● Written problem
Copy all of the material exactly. Pictures are not to appear in the copy.

● Listed records
>>>>>
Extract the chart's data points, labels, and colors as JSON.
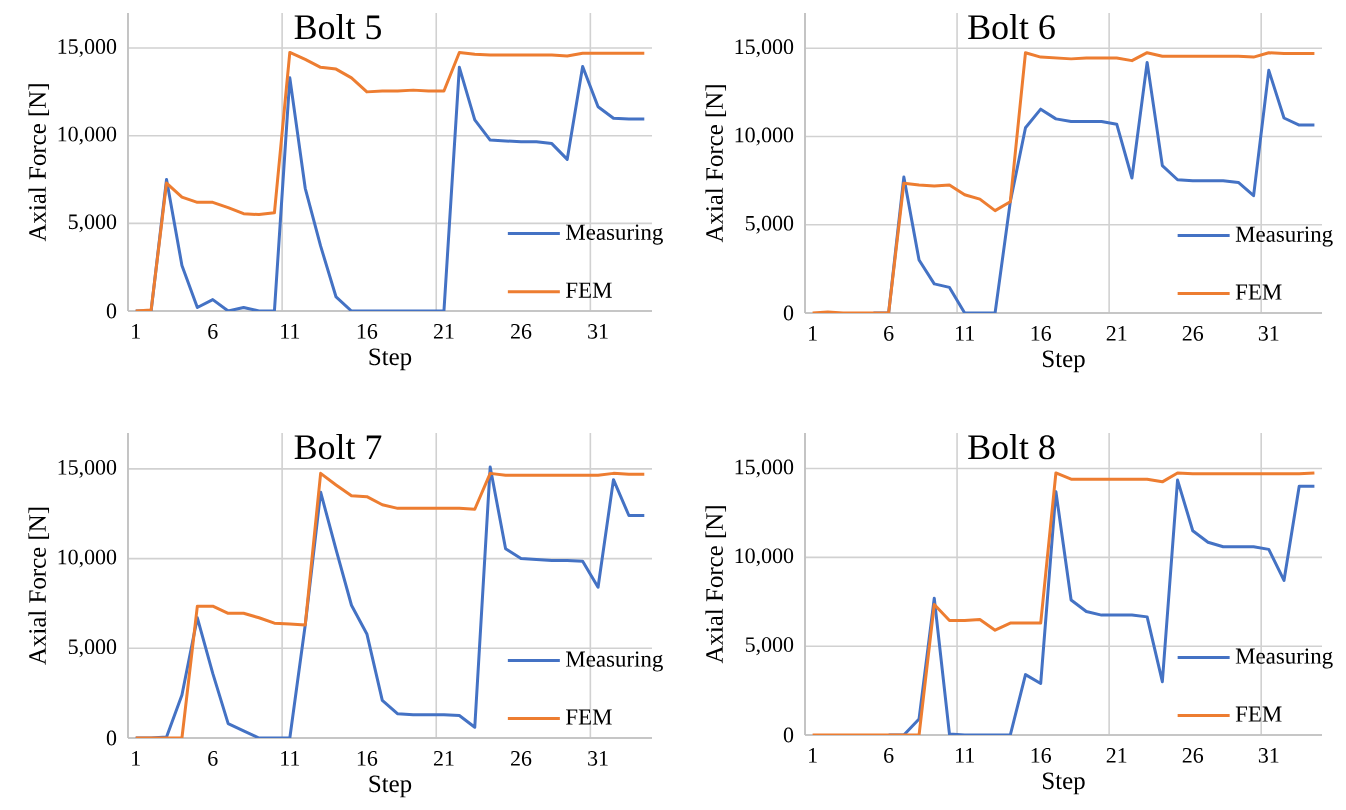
{
  "chart_data": [
    {
      "type": "line",
      "title": "Bolt 5",
      "xlabel": "Step",
      "ylabel": "Axial Force [N]",
      "categories": [
        "1",
        null,
        null,
        null,
        null,
        "6",
        null,
        null,
        null,
        null,
        "11",
        null,
        null,
        null,
        null,
        "16",
        null,
        null,
        null,
        null,
        "21",
        null,
        null,
        null,
        null,
        "26",
        null,
        null,
        null,
        null,
        "31",
        null,
        null,
        null
      ],
      "ylim": [
        0,
        17000
      ],
      "yticks": [
        0,
        {
          "value": 5000,
          "label": "5,000"
        },
        {
          "value": 10000,
          "label": "10,000"
        },
        {
          "value": 15000,
          "label": "15,000"
        }
      ],
      "grid": true,
      "legend": "bottom right",
      "marker": "none",
      "series": [
        {
          "name": "Measuring",
          "color": "#4472c4",
          "values": [
            0,
            0,
            7500,
            2600,
            200,
            650,
            0,
            200,
            0,
            0,
            13300,
            7000,
            3700,
            800,
            0,
            0,
            0,
            0,
            0,
            0,
            0,
            13900,
            10900,
            9750,
            9700,
            9650,
            9650,
            9550,
            8650,
            13950,
            11650,
            11000,
            10950,
            10950
          ]
        },
        {
          "name": "FEM",
          "color": "#ed7d31",
          "values": [
            0,
            50,
            7300,
            6500,
            6200,
            6200,
            5900,
            5550,
            5500,
            5600,
            14750,
            14350,
            13900,
            13800,
            13300,
            12500,
            12550,
            12550,
            12600,
            12550,
            12550,
            14750,
            14650,
            14600,
            14600,
            14600,
            14600,
            14600,
            14550,
            14700,
            14700,
            14700,
            14700,
            14700
          ]
        }
      ]
    },
    {
      "type": "line",
      "title": "Bolt 6",
      "xlabel": "Step",
      "ylabel": "Axial Force [N]",
      "categories": [
        "1",
        null,
        null,
        null,
        null,
        "6",
        null,
        null,
        null,
        null,
        "11",
        null,
        null,
        null,
        null,
        "16",
        null,
        null,
        null,
        null,
        "21",
        null,
        null,
        null,
        null,
        "26",
        null,
        null,
        null,
        null,
        "31",
        null,
        null,
        null
      ],
      "ylim": [
        0,
        17000
      ],
      "yticks": [
        0,
        {
          "value": 5000,
          "label": "5,000"
        },
        {
          "value": 10000,
          "label": "10,000"
        },
        {
          "value": 15000,
          "label": "15,000"
        }
      ],
      "grid": true,
      "legend": "bottom right",
      "marker": "none",
      "series": [
        {
          "name": "Measuring",
          "color": "#4472c4",
          "values": [
            null,
            null,
            null,
            null,
            0,
            0,
            7700,
            3000,
            1650,
            1450,
            0,
            0,
            0,
            6300,
            10500,
            11550,
            11000,
            10850,
            10850,
            10850,
            10700,
            7650,
            14200,
            8350,
            7550,
            7500,
            7500,
            7500,
            7400,
            6650,
            13750,
            11050,
            10650,
            10650
          ]
        },
        {
          "name": "FEM",
          "color": "#ed7d31",
          "values": [
            0,
            50,
            0,
            0,
            0,
            0,
            7350,
            7250,
            7200,
            7250,
            6700,
            6450,
            5800,
            6300,
            14750,
            14500,
            14450,
            14400,
            14450,
            14450,
            14450,
            14300,
            14750,
            14550,
            14550,
            14550,
            14550,
            14550,
            14550,
            14500,
            14750,
            14700,
            14700,
            14700
          ]
        }
      ]
    },
    {
      "type": "line",
      "title": "Bolt 7",
      "xlabel": "Step",
      "ylabel": "Axial Force [N]",
      "categories": [
        "1",
        null,
        null,
        null,
        null,
        "6",
        null,
        null,
        null,
        null,
        "11",
        null,
        null,
        null,
        null,
        "16",
        null,
        null,
        null,
        null,
        "21",
        null,
        null,
        null,
        null,
        "26",
        null,
        null,
        null,
        null,
        "31",
        null,
        null,
        null
      ],
      "ylim": [
        0,
        17000
      ],
      "yticks": [
        0,
        {
          "value": 5000,
          "label": "5,000"
        },
        {
          "value": 10000,
          "label": "10,000"
        },
        {
          "value": 15000,
          "label": "15,000"
        }
      ],
      "grid": true,
      "legend": "bottom right",
      "marker": "none",
      "series": [
        {
          "name": "Measuring",
          "color": "#4472c4",
          "values": [
            0,
            0,
            50,
            2400,
            6700,
            3600,
            800,
            400,
            0,
            0,
            0,
            6300,
            13700,
            10500,
            7400,
            5800,
            2100,
            1350,
            1300,
            1300,
            1300,
            1250,
            600,
            15100,
            10550,
            10000,
            9950,
            9900,
            9900,
            9850,
            8400,
            14400,
            12400,
            12400
          ]
        },
        {
          "name": "FEM",
          "color": "#ed7d31",
          "values": [
            0,
            0,
            0,
            0,
            7350,
            7350,
            6950,
            6950,
            6700,
            6400,
            6350,
            6300,
            14750,
            14100,
            13500,
            13450,
            13000,
            12800,
            12800,
            12800,
            12800,
            12800,
            12750,
            14750,
            14650,
            14650,
            14650,
            14650,
            14650,
            14650,
            14650,
            14750,
            14700,
            14700
          ]
        }
      ]
    },
    {
      "type": "line",
      "title": "Bolt 8",
      "xlabel": "Step",
      "ylabel": "Axial Force [N]",
      "categories": [
        "1",
        null,
        null,
        null,
        null,
        "6",
        null,
        null,
        null,
        null,
        "11",
        null,
        null,
        null,
        null,
        "16",
        null,
        null,
        null,
        null,
        "21",
        null,
        null,
        null,
        null,
        "26",
        null,
        null,
        null,
        null,
        "31",
        null,
        null,
        null
      ],
      "ylim": [
        0,
        17000
      ],
      "yticks": [
        0,
        {
          "value": 5000,
          "label": "5,000"
        },
        {
          "value": 10000,
          "label": "10,000"
        },
        {
          "value": 15000,
          "label": "15,000"
        }
      ],
      "grid": true,
      "legend": "bottom right",
      "marker": "none",
      "series": [
        {
          "name": "Measuring",
          "color": "#4472c4",
          "values": [
            null,
            null,
            null,
            null,
            null,
            0,
            0,
            900,
            7700,
            50,
            0,
            0,
            0,
            0,
            3400,
            2900,
            13700,
            7600,
            6950,
            6750,
            6750,
            6750,
            6650,
            3000,
            14350,
            11500,
            10850,
            10600,
            10600,
            10600,
            10450,
            8700,
            14000,
            14000
          ]
        },
        {
          "name": "FEM",
          "color": "#ed7d31",
          "values": [
            0,
            0,
            0,
            0,
            0,
            0,
            0,
            0,
            7350,
            6450,
            6450,
            6500,
            5900,
            6300,
            6300,
            6300,
            14750,
            14400,
            14400,
            14400,
            14400,
            14400,
            14400,
            14250,
            14750,
            14700,
            14700,
            14700,
            14700,
            14700,
            14700,
            14700,
            14700,
            14750
          ]
        }
      ]
    }
  ]
}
<<<<<
● Finished exercise
Extract the chart's data points, labels, and colors as JSON.
{
  "chart_data": [
    {
      "type": "line",
      "title": "Bolt 5",
      "xlabel": "Step",
      "ylabel": "Axial Force [N]",
      "categories": [
        "1",
        null,
        null,
        null,
        null,
        "6",
        null,
        null,
        null,
        null,
        "11",
        null,
        null,
        null,
        null,
        "16",
        null,
        null,
        null,
        null,
        "21",
        null,
        null,
        null,
        null,
        "26",
        null,
        null,
        null,
        null,
        "31",
        null,
        null,
        null
      ],
      "ylim": [
        0,
        17000
      ],
      "yticks": [
        0,
        {
          "value": 5000,
          "label": "5,000"
        },
        {
          "value": 10000,
          "label": "10,000"
        },
        {
          "value": 15000,
          "label": "15,000"
        }
      ],
      "grid": true,
      "legend": "bottom right",
      "marker": "none",
      "series": [
        {
          "name": "Measuring",
          "color": "#4472c4",
          "values": [
            0,
            0,
            7500,
            2600,
            200,
            650,
            0,
            200,
            0,
            0,
            13300,
            7000,
            3700,
            800,
            0,
            0,
            0,
            0,
            0,
            0,
            0,
            13900,
            10900,
            9750,
            9700,
            9650,
            9650,
            9550,
            8650,
            13950,
            11650,
            11000,
            10950,
            10950
          ]
        },
        {
          "name": "FEM",
          "color": "#ed7d31",
          "values": [
            0,
            50,
            7300,
            6500,
            6200,
            6200,
            5900,
            5550,
            5500,
            5600,
            14750,
            14350,
            13900,
            13800,
            13300,
            12500,
            12550,
            12550,
            12600,
            12550,
            12550,
            14750,
            14650,
            14600,
            14600,
            14600,
            14600,
            14600,
            14550,
            14700,
            14700,
            14700,
            14700,
            14700
          ]
        }
      ]
    },
    {
      "type": "line",
      "title": "Bolt 6",
      "xlabel": "Step",
      "ylabel": "Axial Force [N]",
      "categories": [
        "1",
        null,
        null,
        null,
        null,
        "6",
        null,
        null,
        null,
        null,
        "11",
        null,
        null,
        null,
        null,
        "16",
        null,
        null,
        null,
        null,
        "21",
        null,
        null,
        null,
        null,
        "26",
        null,
        null,
        null,
        null,
        "31",
        null,
        null,
        null
      ],
      "ylim": [
        0,
        17000
      ],
      "yticks": [
        0,
        {
          "value": 5000,
          "label": "5,000"
        },
        {
          "value": 10000,
          "label": "10,000"
        },
        {
          "value": 15000,
          "label": "15,000"
        }
      ],
      "grid": true,
      "legend": "bottom right",
      "marker": "none",
      "series": [
        {
          "name": "Measuring",
          "color": "#4472c4",
          "values": [
            null,
            null,
            null,
            null,
            0,
            0,
            7700,
            3000,
            1650,
            1450,
            0,
            0,
            0,
            6300,
            10500,
            11550,
            11000,
            10850,
            10850,
            10850,
            10700,
            7650,
            14200,
            8350,
            7550,
            7500,
            7500,
            7500,
            7400,
            6650,
            13750,
            11050,
            10650,
            10650
          ]
        },
        {
          "name": "FEM",
          "color": "#ed7d31",
          "values": [
            0,
            50,
            0,
            0,
            0,
            0,
            7350,
            7250,
            7200,
            7250,
            6700,
            6450,
            5800,
            6300,
            14750,
            14500,
            14450,
            14400,
            14450,
            14450,
            14450,
            14300,
            14750,
            14550,
            14550,
            14550,
            14550,
            14550,
            14550,
            14500,
            14750,
            14700,
            14700,
            14700
          ]
        }
      ]
    },
    {
      "type": "line",
      "title": "Bolt 7",
      "xlabel": "Step",
      "ylabel": "Axial Force [N]",
      "categories": [
        "1",
        null,
        null,
        null,
        null,
        "6",
        null,
        null,
        null,
        null,
        "11",
        null,
        null,
        null,
        null,
        "16",
        null,
        null,
        null,
        null,
        "21",
        null,
        null,
        null,
        null,
        "26",
        null,
        null,
        null,
        null,
        "31",
        null,
        null,
        null
      ],
      "ylim": [
        0,
        17000
      ],
      "yticks": [
        0,
        {
          "value": 5000,
          "label": "5,000"
        },
        {
          "value": 10000,
          "label": "10,000"
        },
        {
          "value": 15000,
          "label": "15,000"
        }
      ],
      "grid": true,
      "legend": "bottom right",
      "marker": "none",
      "series": [
        {
          "name": "Measuring",
          "color": "#4472c4",
          "values": [
            0,
            0,
            50,
            2400,
            6700,
            3600,
            800,
            400,
            0,
            0,
            0,
            6300,
            13700,
            10500,
            7400,
            5800,
            2100,
            1350,
            1300,
            1300,
            1300,
            1250,
            600,
            15100,
            10550,
            10000,
            9950,
            9900,
            9900,
            9850,
            8400,
            14400,
            12400,
            12400
          ]
        },
        {
          "name": "FEM",
          "color": "#ed7d31",
          "values": [
            0,
            0,
            0,
            0,
            7350,
            7350,
            6950,
            6950,
            6700,
            6400,
            6350,
            6300,
            14750,
            14100,
            13500,
            13450,
            13000,
            12800,
            12800,
            12800,
            12800,
            12800,
            12750,
            14750,
            14650,
            14650,
            14650,
            14650,
            14650,
            14650,
            14650,
            14750,
            14700,
            14700
          ]
        }
      ]
    },
    {
      "type": "line",
      "title": "Bolt 8",
      "xlabel": "Step",
      "ylabel": "Axial Force [N]",
      "categories": [
        "1",
        null,
        null,
        null,
        null,
        "6",
        null,
        null,
        null,
        null,
        "11",
        null,
        null,
        null,
        null,
        "16",
        null,
        null,
        null,
        null,
        "21",
        null,
        null,
        null,
        null,
        "26",
        null,
        null,
        null,
        null,
        "31",
        null,
        null,
        null
      ],
      "ylim": [
        0,
        17000
      ],
      "yticks": [
        0,
        {
          "value": 5000,
          "label": "5,000"
        },
        {
          "value": 10000,
          "label": "10,000"
        },
        {
          "value": 15000,
          "label": "15,000"
        }
      ],
      "grid": true,
      "legend": "bottom right",
      "marker": "none",
      "series": [
        {
          "name": "Measuring",
          "color": "#4472c4",
          "values": [
            null,
            null,
            null,
            null,
            null,
            0,
            0,
            900,
            7700,
            50,
            0,
            0,
            0,
            0,
            3400,
            2900,
            13700,
            7600,
            6950,
            6750,
            6750,
            6750,
            6650,
            3000,
            14350,
            11500,
            10850,
            10600,
            10600,
            10600,
            10450,
            8700,
            14000,
            14000
          ]
        },
        {
          "name": "FEM",
          "color": "#ed7d31",
          "values": [
            0,
            0,
            0,
            0,
            0,
            0,
            0,
            0,
            7350,
            6450,
            6450,
            6500,
            5900,
            6300,
            6300,
            6300,
            14750,
            14400,
            14400,
            14400,
            14400,
            14400,
            14400,
            14250,
            14750,
            14700,
            14700,
            14700,
            14700,
            14700,
            14700,
            14700,
            14700,
            14750
          ]
        }
      ]
    }
  ]
}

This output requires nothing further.